> _RECORDS SHOWN_:
◆ ◆ ◆

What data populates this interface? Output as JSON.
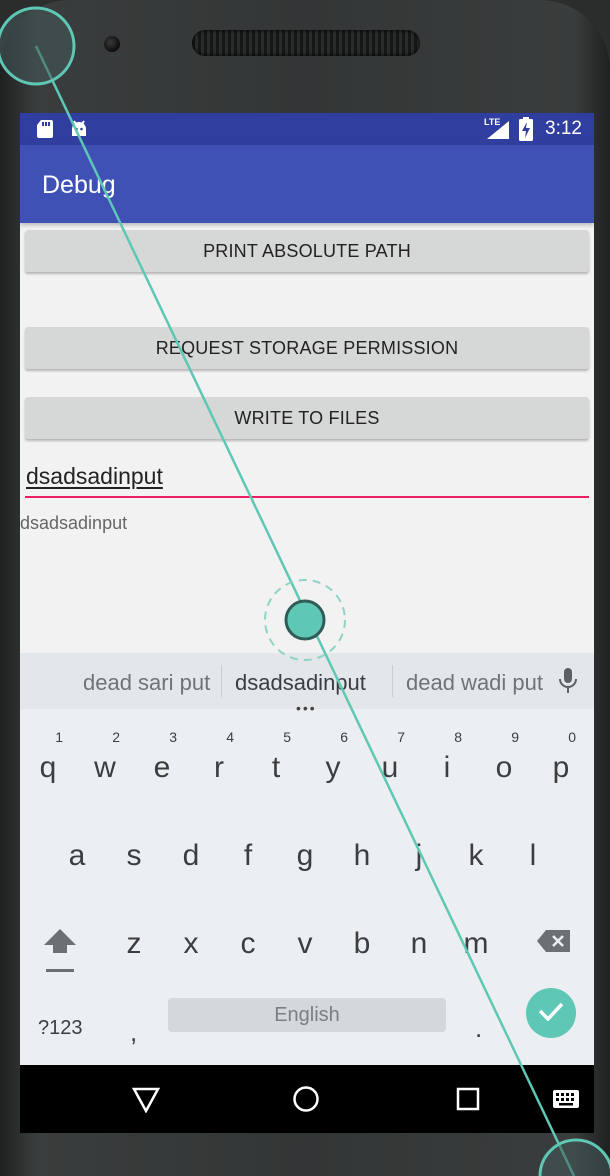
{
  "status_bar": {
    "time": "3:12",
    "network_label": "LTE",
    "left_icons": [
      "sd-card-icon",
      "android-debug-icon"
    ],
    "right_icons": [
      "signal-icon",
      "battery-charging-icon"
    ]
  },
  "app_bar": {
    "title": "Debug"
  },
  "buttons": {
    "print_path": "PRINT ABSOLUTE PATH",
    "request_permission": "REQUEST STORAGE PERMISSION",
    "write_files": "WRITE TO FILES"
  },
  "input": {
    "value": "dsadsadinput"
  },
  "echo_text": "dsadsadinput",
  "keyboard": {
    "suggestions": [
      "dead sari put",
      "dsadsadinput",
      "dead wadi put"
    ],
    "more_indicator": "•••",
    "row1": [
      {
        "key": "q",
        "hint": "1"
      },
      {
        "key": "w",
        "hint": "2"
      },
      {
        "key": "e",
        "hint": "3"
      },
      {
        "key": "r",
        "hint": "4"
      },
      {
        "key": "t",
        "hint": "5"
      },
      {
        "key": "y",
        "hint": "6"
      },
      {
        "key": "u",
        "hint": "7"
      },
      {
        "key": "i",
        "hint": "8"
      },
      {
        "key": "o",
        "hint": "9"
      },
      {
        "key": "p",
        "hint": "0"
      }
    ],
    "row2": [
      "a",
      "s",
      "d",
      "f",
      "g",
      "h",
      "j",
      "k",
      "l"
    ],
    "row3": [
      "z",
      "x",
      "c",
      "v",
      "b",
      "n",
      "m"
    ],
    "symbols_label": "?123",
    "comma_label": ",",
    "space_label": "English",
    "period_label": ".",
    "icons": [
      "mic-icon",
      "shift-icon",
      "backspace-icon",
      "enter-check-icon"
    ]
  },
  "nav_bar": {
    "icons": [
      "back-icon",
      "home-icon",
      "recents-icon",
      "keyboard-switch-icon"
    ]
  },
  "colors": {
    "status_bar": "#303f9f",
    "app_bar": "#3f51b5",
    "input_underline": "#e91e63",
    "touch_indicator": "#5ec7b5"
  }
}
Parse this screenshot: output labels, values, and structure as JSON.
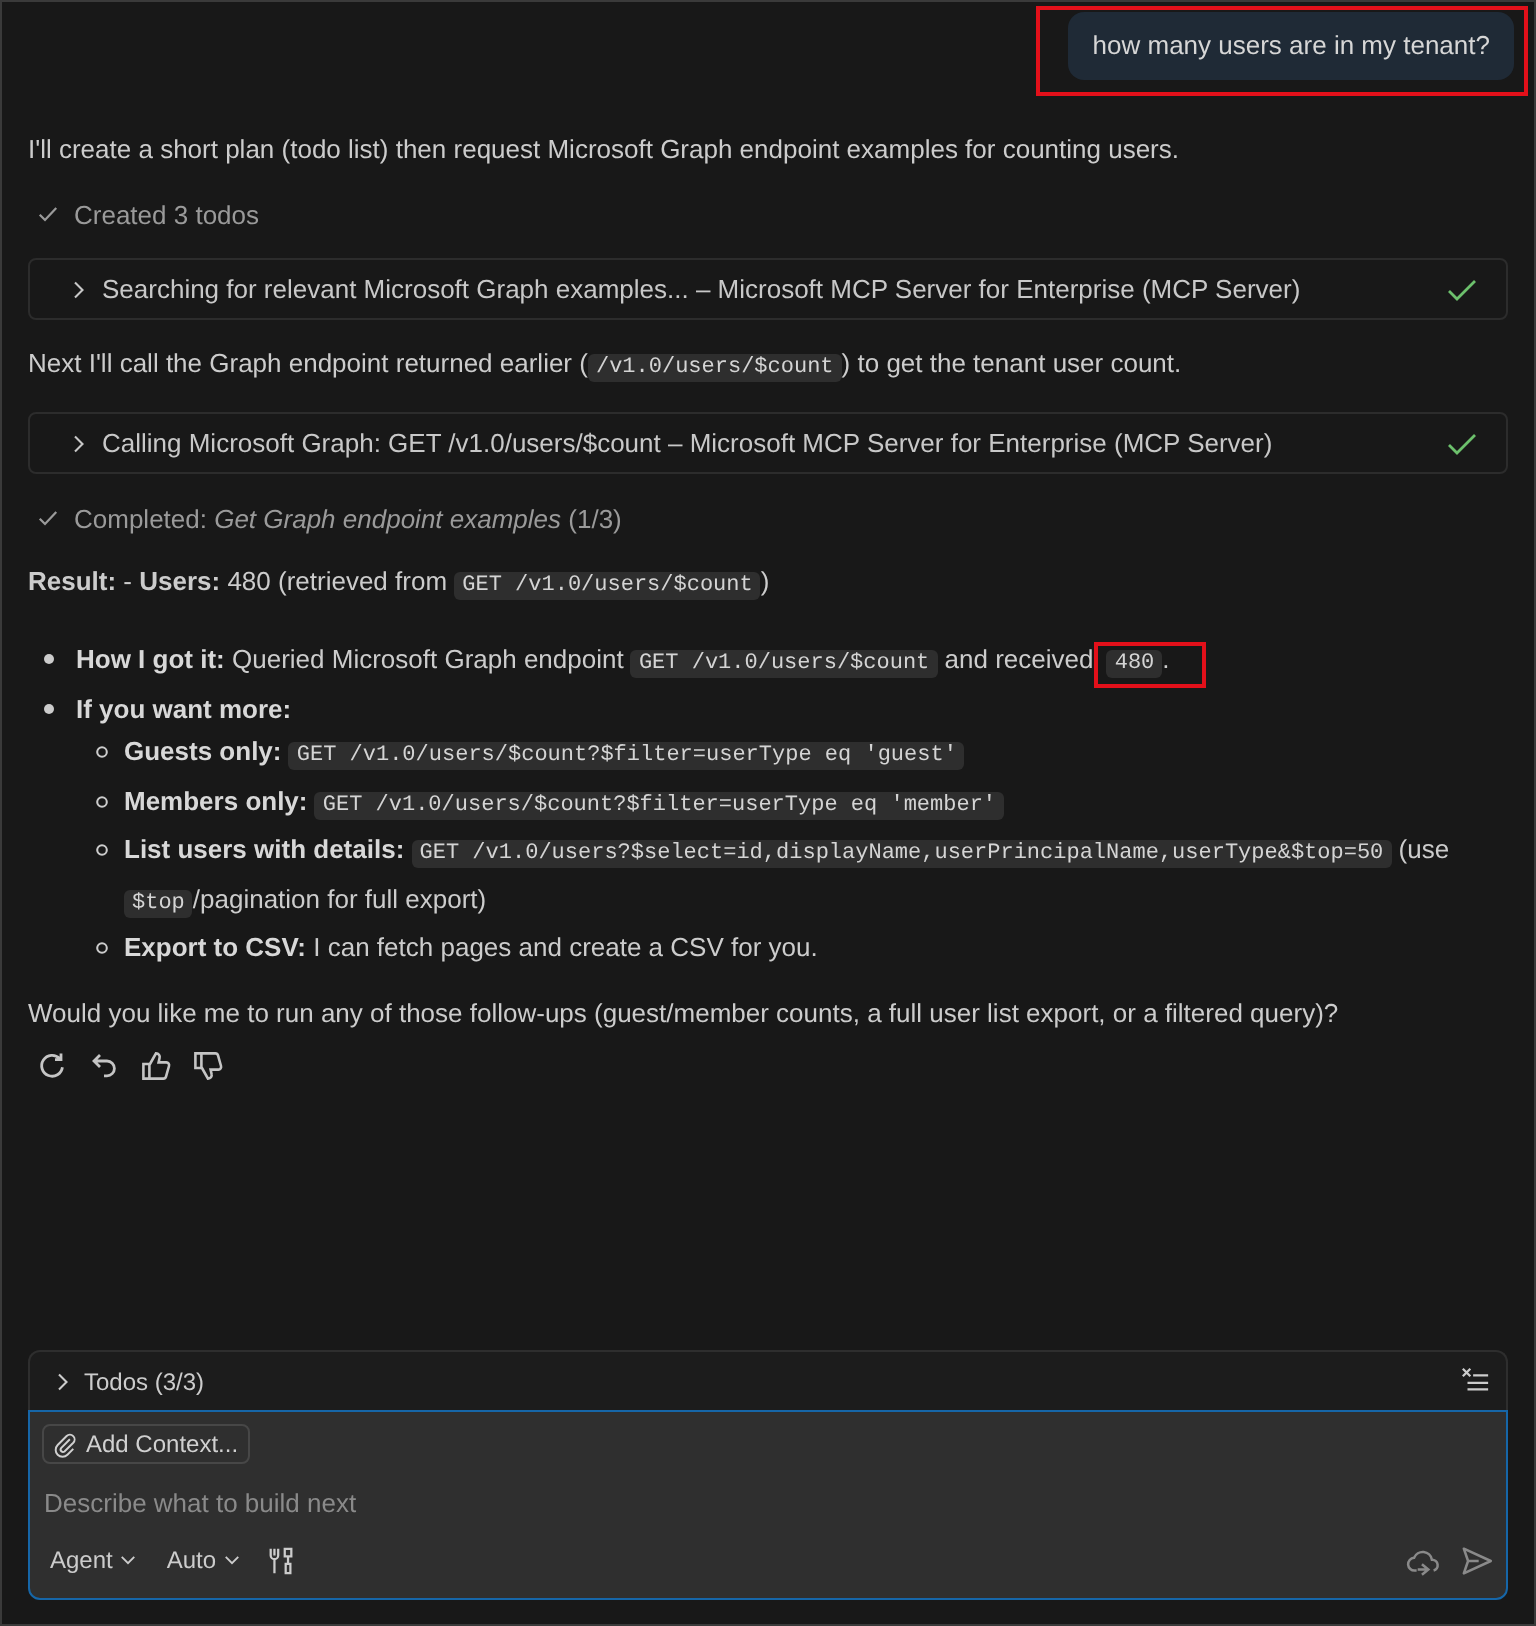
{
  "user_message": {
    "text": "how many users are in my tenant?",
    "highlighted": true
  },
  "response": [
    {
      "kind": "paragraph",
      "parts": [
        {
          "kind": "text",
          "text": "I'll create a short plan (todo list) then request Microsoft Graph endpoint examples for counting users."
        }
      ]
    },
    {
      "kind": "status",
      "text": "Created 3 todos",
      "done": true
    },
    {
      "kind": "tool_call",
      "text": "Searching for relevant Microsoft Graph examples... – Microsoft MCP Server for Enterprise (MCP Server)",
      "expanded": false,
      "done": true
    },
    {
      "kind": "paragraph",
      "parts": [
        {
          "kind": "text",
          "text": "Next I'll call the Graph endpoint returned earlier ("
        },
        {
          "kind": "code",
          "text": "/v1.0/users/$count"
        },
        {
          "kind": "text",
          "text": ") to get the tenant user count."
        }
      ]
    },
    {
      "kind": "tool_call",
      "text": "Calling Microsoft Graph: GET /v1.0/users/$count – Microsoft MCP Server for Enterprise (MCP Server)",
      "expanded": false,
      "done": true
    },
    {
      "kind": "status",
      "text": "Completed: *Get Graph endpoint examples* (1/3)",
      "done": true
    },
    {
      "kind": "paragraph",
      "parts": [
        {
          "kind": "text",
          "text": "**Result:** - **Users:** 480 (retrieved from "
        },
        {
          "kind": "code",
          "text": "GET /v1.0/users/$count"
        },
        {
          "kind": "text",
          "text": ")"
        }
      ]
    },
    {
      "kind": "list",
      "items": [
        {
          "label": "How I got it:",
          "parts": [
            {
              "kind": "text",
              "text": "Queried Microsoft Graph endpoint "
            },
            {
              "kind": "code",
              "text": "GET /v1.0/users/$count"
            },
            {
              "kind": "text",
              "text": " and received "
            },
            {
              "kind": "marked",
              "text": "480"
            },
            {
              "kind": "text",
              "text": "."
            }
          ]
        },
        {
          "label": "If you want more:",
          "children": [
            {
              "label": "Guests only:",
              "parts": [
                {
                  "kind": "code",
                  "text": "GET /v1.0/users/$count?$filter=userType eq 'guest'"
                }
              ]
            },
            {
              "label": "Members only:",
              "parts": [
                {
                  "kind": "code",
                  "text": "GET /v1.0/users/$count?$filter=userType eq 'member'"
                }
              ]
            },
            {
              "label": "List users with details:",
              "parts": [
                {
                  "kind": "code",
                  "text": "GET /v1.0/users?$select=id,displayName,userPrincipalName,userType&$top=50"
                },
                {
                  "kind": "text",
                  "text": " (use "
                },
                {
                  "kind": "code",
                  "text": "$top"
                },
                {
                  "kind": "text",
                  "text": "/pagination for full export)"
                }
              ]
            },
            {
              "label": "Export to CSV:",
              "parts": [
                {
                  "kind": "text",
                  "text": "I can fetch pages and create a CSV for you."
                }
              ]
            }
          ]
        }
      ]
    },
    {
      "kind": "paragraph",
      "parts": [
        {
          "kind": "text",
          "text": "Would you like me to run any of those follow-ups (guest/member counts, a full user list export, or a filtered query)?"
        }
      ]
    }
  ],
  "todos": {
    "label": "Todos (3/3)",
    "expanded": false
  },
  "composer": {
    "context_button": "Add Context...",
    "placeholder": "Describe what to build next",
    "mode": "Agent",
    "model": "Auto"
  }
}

◆ ◆ ◆

> _TASK DIRECTIONS_: Each line that contains the word "dsadsadinput" counts toward the total; give only that total.

> _FINISHED ANSWER_: 3